**Entries shown:**

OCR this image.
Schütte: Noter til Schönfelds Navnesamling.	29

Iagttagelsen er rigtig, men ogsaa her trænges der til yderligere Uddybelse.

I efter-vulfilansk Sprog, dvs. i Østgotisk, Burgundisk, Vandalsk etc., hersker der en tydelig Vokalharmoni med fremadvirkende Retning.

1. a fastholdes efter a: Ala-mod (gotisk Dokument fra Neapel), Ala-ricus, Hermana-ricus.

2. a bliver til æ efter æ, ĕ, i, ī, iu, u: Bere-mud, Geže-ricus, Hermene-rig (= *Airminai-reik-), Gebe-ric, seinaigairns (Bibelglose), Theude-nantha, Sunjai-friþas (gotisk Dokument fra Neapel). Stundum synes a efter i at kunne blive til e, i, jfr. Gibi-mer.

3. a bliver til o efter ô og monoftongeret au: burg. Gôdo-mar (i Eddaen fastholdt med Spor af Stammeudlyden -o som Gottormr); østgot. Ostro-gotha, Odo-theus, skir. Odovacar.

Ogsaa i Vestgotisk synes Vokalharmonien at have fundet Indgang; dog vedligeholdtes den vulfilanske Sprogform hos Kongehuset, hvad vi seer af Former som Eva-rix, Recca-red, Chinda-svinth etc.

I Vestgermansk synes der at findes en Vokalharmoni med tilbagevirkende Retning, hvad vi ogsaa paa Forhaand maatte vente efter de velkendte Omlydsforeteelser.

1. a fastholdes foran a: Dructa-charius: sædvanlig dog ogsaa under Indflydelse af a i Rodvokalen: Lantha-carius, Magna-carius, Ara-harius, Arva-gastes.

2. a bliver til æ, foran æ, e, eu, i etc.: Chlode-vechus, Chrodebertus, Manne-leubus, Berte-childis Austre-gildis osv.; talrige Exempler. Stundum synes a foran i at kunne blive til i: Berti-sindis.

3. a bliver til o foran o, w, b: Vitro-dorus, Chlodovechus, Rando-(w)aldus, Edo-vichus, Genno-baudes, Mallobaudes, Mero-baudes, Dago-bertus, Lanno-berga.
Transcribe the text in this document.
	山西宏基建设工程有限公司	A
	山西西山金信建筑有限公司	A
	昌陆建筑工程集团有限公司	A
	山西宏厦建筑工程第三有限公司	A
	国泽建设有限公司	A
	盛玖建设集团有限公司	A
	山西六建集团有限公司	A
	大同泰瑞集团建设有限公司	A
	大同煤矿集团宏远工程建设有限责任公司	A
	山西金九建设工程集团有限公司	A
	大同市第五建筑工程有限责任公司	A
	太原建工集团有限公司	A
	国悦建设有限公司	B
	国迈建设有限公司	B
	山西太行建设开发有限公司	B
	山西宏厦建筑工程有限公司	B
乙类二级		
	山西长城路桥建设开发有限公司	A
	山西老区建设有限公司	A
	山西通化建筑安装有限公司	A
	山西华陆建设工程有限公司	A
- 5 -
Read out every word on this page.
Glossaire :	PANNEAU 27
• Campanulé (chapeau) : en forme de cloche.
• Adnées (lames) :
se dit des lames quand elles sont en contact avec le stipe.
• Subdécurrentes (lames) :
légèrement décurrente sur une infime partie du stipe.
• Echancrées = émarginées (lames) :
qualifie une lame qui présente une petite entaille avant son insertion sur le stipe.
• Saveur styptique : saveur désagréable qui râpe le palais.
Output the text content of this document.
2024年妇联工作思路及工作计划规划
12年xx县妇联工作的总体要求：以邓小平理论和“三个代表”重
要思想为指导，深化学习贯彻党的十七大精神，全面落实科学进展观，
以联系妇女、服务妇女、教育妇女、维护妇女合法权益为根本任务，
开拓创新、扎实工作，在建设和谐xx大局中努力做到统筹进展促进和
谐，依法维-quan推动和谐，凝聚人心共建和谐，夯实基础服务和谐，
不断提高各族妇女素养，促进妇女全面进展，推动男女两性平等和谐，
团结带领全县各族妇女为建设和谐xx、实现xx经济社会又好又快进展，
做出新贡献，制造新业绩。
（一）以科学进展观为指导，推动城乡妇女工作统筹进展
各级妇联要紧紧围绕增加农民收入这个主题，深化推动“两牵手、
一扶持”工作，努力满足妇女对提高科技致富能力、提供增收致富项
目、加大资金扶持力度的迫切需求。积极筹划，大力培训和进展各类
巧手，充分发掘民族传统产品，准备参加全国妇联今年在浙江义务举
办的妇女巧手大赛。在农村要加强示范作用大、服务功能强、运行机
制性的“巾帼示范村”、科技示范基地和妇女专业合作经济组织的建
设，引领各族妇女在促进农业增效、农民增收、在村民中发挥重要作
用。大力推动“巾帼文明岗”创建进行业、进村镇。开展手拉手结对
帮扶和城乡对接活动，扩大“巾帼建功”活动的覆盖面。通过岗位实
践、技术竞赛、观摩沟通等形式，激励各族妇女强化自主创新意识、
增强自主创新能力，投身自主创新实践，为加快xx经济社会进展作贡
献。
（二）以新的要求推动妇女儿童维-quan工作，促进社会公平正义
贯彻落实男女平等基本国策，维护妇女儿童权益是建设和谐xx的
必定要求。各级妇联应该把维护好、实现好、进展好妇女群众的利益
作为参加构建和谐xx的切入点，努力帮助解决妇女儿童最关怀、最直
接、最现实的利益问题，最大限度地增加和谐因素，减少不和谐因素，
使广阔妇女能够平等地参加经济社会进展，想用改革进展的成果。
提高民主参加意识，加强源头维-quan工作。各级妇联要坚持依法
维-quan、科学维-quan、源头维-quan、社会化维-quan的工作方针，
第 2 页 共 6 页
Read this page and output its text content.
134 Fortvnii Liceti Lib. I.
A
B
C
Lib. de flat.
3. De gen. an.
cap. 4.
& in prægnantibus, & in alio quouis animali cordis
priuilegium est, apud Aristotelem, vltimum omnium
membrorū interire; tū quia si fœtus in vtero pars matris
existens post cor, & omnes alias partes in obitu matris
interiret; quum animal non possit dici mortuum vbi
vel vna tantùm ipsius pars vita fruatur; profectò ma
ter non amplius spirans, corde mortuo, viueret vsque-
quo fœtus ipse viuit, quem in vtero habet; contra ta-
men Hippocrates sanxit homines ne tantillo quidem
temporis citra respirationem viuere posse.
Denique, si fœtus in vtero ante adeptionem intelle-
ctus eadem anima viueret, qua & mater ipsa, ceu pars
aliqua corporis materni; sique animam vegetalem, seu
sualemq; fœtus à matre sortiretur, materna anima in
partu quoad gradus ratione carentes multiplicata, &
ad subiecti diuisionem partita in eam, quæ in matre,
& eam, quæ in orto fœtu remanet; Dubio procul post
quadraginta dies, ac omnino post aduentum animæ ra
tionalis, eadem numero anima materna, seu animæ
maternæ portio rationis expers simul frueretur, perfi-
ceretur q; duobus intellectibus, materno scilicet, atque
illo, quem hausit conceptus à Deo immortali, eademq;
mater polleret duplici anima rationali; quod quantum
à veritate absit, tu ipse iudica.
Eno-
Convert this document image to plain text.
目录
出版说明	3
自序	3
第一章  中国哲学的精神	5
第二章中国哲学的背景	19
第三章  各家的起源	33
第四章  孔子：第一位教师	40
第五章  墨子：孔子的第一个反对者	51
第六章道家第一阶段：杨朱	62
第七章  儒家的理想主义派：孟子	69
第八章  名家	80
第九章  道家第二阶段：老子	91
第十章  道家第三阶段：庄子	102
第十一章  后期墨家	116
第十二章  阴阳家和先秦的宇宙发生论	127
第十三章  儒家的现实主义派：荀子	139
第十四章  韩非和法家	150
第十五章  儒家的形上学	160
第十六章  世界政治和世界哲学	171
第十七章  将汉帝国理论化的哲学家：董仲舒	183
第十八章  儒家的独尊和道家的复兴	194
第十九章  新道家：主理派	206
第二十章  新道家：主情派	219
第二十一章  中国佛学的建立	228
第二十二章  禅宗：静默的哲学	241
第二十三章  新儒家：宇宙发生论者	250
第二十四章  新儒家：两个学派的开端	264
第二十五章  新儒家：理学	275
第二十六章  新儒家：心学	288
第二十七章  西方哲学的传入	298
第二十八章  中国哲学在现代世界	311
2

**To do:** Tell how many lines above contain the word "document". Give the number alone.

**Right answer:** 3